YOUR GOAL:
Please quote every line word for word.

RECORDS FOR THIS EXERCISE:
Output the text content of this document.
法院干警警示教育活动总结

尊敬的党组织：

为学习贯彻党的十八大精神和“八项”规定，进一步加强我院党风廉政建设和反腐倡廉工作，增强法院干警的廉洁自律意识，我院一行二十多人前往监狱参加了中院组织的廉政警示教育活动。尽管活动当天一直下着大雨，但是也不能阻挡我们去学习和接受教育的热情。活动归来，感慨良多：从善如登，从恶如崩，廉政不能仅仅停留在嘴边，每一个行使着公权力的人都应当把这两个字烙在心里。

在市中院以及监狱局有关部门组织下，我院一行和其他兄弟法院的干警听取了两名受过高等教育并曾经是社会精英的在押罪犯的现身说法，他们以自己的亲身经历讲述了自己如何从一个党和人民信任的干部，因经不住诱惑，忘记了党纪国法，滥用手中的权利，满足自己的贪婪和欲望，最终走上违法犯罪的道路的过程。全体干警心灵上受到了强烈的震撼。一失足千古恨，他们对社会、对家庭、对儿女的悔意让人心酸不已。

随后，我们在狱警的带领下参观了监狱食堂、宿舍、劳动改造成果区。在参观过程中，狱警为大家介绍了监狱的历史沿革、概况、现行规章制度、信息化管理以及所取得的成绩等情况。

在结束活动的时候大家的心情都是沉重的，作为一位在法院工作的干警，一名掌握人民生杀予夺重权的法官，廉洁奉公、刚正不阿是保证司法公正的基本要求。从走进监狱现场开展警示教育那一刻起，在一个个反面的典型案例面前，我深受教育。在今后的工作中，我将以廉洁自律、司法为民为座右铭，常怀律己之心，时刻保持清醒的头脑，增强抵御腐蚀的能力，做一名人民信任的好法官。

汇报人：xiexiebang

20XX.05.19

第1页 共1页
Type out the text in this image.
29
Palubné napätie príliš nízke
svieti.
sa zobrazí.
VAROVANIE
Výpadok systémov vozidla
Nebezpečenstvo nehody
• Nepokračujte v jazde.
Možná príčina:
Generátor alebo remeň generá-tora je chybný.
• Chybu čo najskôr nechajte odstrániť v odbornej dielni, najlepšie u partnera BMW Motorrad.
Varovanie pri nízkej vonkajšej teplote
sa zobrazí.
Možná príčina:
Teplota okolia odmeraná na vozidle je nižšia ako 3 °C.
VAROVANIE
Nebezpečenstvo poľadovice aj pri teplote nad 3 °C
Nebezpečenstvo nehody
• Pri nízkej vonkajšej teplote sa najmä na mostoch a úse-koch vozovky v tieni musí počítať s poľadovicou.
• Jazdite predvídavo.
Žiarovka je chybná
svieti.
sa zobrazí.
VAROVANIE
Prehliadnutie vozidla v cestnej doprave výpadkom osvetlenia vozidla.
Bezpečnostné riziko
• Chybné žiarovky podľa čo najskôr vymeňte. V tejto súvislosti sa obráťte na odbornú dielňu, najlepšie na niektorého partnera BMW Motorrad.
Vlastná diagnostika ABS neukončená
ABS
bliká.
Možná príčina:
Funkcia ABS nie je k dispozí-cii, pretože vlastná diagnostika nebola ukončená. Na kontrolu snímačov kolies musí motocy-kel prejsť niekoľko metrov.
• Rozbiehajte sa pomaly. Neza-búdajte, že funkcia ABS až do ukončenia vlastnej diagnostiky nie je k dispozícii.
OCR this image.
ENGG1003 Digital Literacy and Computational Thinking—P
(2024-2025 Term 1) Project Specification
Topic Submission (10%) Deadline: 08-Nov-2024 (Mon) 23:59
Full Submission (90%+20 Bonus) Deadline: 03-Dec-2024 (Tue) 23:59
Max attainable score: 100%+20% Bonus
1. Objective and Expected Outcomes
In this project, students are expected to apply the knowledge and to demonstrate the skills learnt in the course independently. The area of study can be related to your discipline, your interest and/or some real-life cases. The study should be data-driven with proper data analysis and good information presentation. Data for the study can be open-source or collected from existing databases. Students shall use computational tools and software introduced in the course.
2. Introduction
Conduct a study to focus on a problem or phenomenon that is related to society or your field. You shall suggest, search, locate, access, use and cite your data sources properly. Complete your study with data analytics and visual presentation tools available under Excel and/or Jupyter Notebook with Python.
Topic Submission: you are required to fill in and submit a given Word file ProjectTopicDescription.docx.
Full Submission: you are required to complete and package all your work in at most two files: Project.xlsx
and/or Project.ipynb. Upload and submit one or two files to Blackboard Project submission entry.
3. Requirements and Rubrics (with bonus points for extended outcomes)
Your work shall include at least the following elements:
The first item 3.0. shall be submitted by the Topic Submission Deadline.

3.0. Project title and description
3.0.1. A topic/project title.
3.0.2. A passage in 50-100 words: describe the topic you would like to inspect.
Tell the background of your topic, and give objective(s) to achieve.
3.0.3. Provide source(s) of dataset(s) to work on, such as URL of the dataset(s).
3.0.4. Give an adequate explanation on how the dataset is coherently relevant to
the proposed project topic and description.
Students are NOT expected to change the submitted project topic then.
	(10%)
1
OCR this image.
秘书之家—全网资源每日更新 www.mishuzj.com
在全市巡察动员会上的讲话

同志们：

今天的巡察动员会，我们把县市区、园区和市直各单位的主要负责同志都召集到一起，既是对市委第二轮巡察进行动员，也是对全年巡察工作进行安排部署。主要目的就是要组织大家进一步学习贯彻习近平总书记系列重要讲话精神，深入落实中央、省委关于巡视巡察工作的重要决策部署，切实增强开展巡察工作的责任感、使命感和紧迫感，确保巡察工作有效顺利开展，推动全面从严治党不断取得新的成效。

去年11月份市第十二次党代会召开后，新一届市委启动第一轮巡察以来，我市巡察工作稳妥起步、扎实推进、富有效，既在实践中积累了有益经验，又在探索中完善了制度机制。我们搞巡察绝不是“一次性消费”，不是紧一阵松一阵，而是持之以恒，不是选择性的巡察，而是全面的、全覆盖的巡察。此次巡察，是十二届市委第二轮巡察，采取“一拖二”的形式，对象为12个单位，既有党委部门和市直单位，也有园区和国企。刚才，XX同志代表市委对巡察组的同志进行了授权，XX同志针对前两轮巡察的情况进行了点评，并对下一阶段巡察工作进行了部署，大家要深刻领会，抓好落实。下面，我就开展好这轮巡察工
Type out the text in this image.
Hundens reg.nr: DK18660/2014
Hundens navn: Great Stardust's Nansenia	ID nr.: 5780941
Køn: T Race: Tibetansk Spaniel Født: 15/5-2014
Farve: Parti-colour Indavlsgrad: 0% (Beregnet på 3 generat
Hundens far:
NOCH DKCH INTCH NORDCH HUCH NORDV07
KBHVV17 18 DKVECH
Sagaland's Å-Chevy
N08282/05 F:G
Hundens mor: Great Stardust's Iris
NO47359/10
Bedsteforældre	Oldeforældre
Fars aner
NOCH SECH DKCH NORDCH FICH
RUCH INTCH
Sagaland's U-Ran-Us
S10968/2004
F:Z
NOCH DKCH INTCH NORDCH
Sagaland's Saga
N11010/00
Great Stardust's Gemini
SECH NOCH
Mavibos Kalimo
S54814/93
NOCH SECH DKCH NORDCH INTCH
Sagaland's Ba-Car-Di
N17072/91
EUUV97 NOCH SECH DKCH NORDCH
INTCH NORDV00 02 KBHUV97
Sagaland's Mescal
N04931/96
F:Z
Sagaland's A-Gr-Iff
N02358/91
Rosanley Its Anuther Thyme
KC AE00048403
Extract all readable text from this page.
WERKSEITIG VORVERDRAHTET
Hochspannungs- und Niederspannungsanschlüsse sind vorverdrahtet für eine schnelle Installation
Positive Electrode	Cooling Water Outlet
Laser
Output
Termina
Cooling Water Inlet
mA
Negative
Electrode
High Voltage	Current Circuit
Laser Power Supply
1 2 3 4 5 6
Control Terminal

PROBLEM SOLUTION:
Output the text content of this document.
法院干警警示教育活动总结

尊敬的党组织：

为学习贯彻党的十八大精神和“八项”规定，进一步加强我院党风廉政建设和反腐倡廉工作，增强法院干警的廉洁自律意识，我院一行二十多人前往监狱参加了中院组织的廉政警示教育活动。尽管活动当天一直下着大雨，但是也不能阻挡我们去学习和接受教育的热情。活动归来，感慨良多：从善如登，从恶如崩，廉政不能仅仅停留在嘴边，每一个行使着公权力的人都应当把这两个字烙在心里。

在市中院以及监狱局有关部门组织下，我院一行和其他兄弟法院的干警听取了两名受过高等教育并曾经是社会精英的在押罪犯的现身说法，他们以自己的亲身经历讲述了自己如何从一个党和人民信任的干部，因经不住诱惑，忘记了党纪国法，滥用手中的权利，满足自己的贪婪和欲望，最终走上违法犯罪的道路的过程。全体干警心灵上受到了强烈的震撼。一失足千古恨，他们对社会、对家庭、对儿女的悔意让人心酸不已。

随后，我们在狱警的带领下参观了监狱食堂、宿舍、劳动改造成果区。在参观过程中，狱警为大家介绍了监狱的历史沿革、概况、现行规章制度、信息化管理以及所取得的成绩等情况。

在结束活动的时候大家的心情都是沉重的，作为一位在法院工作的干警，一名掌握人民生杀予夺重权的法官，廉洁奉公、刚正不阿是保证司法公正的基本要求。从走进监狱现场开展警示教育那一刻起，在一个个反面的典型案例面前，我深受教育。在今后的工作中，我将以廉洁自律、司法为民为座右铭，常怀律己之心，时刻保持清醒的头脑，增强抵御腐蚀的能力，做一名人民信任的好法官。

汇报人：xiexiebang

20XX.05.19

第1页 共1页
Type out the text in this image.
29
Palubné napätie príliš nízke
svieti.
sa zobrazí.
VAROVANIE
Výpadok systémov vozidla
Nebezpečenstvo nehody
• Nepokračujte v jazde.
Možná príčina:
Generátor alebo remeň generá-tora je chybný.
• Chybu čo najskôr nechajte odstrániť v odbornej dielni, najlepšie u partnera BMW Motorrad.
Varovanie pri nízkej vonkajšej teplote
sa zobrazí.
Možná príčina:
Teplota okolia odmeraná na vozidle je nižšia ako 3 °C.
VAROVANIE
Nebezpečenstvo poľadovice aj pri teplote nad 3 °C
Nebezpečenstvo nehody
• Pri nízkej vonkajšej teplote sa najmä na mostoch a úse-koch vozovky v tieni musí počítať s poľadovicou.
• Jazdite predvídavo.
Žiarovka je chybná
svieti.
sa zobrazí.
VAROVANIE
Prehliadnutie vozidla v cestnej doprave výpadkom osvetlenia vozidla.
Bezpečnostné riziko
• Chybné žiarovky podľa čo najskôr vymeňte. V tejto súvislosti sa obráťte na odbornú dielňu, najlepšie na niektorého partnera BMW Motorrad.
Vlastná diagnostika ABS neukončená
ABS
bliká.
Možná príčina:
Funkcia ABS nie je k dispozí-cii, pretože vlastná diagnostika nebola ukončená. Na kontrolu snímačov kolies musí motocy-kel prejsť niekoľko metrov.
• Rozbiehajte sa pomaly. Neza-búdajte, že funkcia ABS až do ukončenia vlastnej diagnostiky nie je k dispozícii.
OCR this image.
ENGG1003 Digital Literacy and Computational Thinking—P
(2024-2025 Term 1) Project Specification
Topic Submission (10%) Deadline: 08-Nov-2024 (Mon) 23:59
Full Submission (90%+20 Bonus) Deadline: 03-Dec-2024 (Tue) 23:59
Max attainable score: 100%+20% Bonus
1. Objective and Expected Outcomes
In this project, students are expected to apply the knowledge and to demonstrate the skills learnt in the course independently. The area of study can be related to your discipline, your interest and/or some real-life cases. The study should be data-driven with proper data analysis and good information presentation. Data for the study can be open-source or collected from existing databases. Students shall use computational tools and software introduced in the course.
2. Introduction
Conduct a study to focus on a problem or phenomenon that is related to society or your field. You shall suggest, search, locate, access, use and cite your data sources properly. Complete your study with data analytics and visual presentation tools available under Excel and/or Jupyter Notebook with Python.
Topic Submission: you are required to fill in and submit a given Word file ProjectTopicDescription.docx.
Full Submission: you are required to complete and package all your work in at most two files: Project.xlsx
and/or Project.ipynb. Upload and submit one or two files to Blackboard Project submission entry.
3. Requirements and Rubrics (with bonus points for extended outcomes)
Your work shall include at least the following elements:
The first item 3.0. shall be submitted by the Topic Submission Deadline.

3.0. Project title and description
3.0.1. A topic/project title.
3.0.2. A passage in 50-100 words: describe the topic you would like to inspect.
Tell the background of your topic, and give objective(s) to achieve.
3.0.3. Provide source(s) of dataset(s) to work on, such as URL of the dataset(s).
3.0.4. Give an adequate explanation on how the dataset is coherently relevant to
the proposed project topic and description.
Students are NOT expected to change the submitted project topic then.
	(10%)
1
OCR this image.
秘书之家—全网资源每日更新 www.mishuzj.com
在全市巡察动员会上的讲话

同志们：

今天的巡察动员会，我们把县市区、园区和市直各单位的主要负责同志都召集到一起，既是对市委第二轮巡察进行动员，也是对全年巡察工作进行安排部署。主要目的就是要组织大家进一步学习贯彻习近平总书记系列重要讲话精神，深入落实中央、省委关于巡视巡察工作的重要决策部署，切实增强开展巡察工作的责任感、使命感和紧迫感，确保巡察工作有效顺利开展，推动全面从严治党不断取得新的成效。

去年11月份市第十二次党代会召开后，新一届市委启动第一轮巡察以来，我市巡察工作稳妥起步、扎实推进、富有效，既在实践中积累了有益经验，又在探索中完善了制度机制。我们搞巡察绝不是“一次性消费”，不是紧一阵松一阵，而是持之以恒，不是选择性的巡察，而是全面的、全覆盖的巡察。此次巡察，是十二届市委第二轮巡察，采取“一拖二”的形式，对象为12个单位，既有党委部门和市直单位，也有园区和国企。刚才，XX同志代表市委对巡察组的同志进行了授权，XX同志针对前两轮巡察的情况进行了点评，并对下一阶段巡察工作进行了部署，大家要深刻领会，抓好落实。下面，我就开展好这轮巡察工
Type out the text in this image.
Hundens reg.nr: DK18660/2014
Hundens navn: Great Stardust's Nansenia	ID nr.: 5780941
Køn: T Race: Tibetansk Spaniel Født: 15/5-2014
Farve: Parti-colour Indavlsgrad: 0% (Beregnet på 3 generat
Hundens far:
NOCH DKCH INTCH NORDCH HUCH NORDV07
KBHVV17 18 DKVECH
Sagaland's Å-Chevy
N08282/05 F:G
Hundens mor: Great Stardust's Iris
NO47359/10
Bedsteforældre	Oldeforældre
Fars aner
NOCH SECH DKCH NORDCH FICH
RUCH INTCH
Sagaland's U-Ran-Us
S10968/2004
F:Z
NOCH DKCH INTCH NORDCH
Sagaland's Saga
N11010/00
Great Stardust's Gemini
SECH NOCH
Mavibos Kalimo
S54814/93
NOCH SECH DKCH NORDCH INTCH
Sagaland's Ba-Car-Di
N17072/91
EUUV97 NOCH SECH DKCH NORDCH
INTCH NORDV00 02 KBHUV97
Sagaland's Mescal
N04931/96
F:Z
Sagaland's A-Gr-Iff
N02358/91
Rosanley Its Anuther Thyme
KC AE00048403
Extract all readable text from this page.
WERKSEITIG VORVERDRAHTET
Hochspannungs- und Niederspannungsanschlüsse sind vorverdrahtet für eine schnelle Installation
Positive Electrode	Cooling Water Outlet
Laser
Output
Termina
Cooling Water Inlet
mA
Negative
Electrode
High Voltage	Current Circuit
Laser Power Supply
1 2 3 4 5 6
Control Terminal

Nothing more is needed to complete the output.